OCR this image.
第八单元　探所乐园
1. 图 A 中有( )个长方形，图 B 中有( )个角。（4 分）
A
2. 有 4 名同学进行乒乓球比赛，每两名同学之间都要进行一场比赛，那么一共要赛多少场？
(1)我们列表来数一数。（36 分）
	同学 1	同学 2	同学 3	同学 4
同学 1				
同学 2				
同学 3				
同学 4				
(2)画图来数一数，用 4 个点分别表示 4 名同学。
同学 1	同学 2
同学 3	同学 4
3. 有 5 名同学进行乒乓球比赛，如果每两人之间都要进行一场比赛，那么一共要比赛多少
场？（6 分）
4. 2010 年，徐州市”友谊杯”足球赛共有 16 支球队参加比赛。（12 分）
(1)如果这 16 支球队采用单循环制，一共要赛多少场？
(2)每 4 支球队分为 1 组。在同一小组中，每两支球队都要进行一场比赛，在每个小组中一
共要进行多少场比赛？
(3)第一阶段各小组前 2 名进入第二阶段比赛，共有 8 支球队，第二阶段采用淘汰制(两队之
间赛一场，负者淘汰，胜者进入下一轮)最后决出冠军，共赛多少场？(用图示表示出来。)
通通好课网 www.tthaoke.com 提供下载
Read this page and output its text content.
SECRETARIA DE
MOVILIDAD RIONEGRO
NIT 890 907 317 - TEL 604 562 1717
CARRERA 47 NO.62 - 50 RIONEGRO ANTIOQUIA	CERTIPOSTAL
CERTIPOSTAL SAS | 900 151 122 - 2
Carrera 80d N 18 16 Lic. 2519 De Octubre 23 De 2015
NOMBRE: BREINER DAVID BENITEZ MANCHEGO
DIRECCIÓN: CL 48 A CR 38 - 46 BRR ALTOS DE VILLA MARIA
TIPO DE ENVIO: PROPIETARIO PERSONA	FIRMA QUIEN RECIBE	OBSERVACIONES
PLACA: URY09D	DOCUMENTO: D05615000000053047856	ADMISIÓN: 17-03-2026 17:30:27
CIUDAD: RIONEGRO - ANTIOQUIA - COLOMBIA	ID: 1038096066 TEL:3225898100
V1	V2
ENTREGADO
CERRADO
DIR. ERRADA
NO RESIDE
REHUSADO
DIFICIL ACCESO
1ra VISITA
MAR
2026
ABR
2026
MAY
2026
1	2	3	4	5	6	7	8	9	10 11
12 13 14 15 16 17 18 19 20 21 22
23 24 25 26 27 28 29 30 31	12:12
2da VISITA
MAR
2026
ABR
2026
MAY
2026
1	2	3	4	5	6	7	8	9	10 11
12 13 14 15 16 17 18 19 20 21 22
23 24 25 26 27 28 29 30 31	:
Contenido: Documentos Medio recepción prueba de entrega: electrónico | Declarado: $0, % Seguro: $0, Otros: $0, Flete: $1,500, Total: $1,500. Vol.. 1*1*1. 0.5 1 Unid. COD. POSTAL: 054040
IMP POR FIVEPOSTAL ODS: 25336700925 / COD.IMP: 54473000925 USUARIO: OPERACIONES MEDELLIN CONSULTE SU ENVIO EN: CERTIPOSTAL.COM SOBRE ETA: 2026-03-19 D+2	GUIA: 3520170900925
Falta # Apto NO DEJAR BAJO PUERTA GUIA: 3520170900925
—————
> Problem to solve: Show all lines in the entries above where the word "RIONEGRO" appears.

> Answer to the problem:
MOVILIDAD RIONEGRO
CARRERA 47 NO.62 - 50 RIONEGRO ANTIOQUIA	CERTIPOSTAL
CIUDAD: RIONEGRO - ANTIOQUIA - COLOMBIA	ID: 1038096066 TEL:3225898100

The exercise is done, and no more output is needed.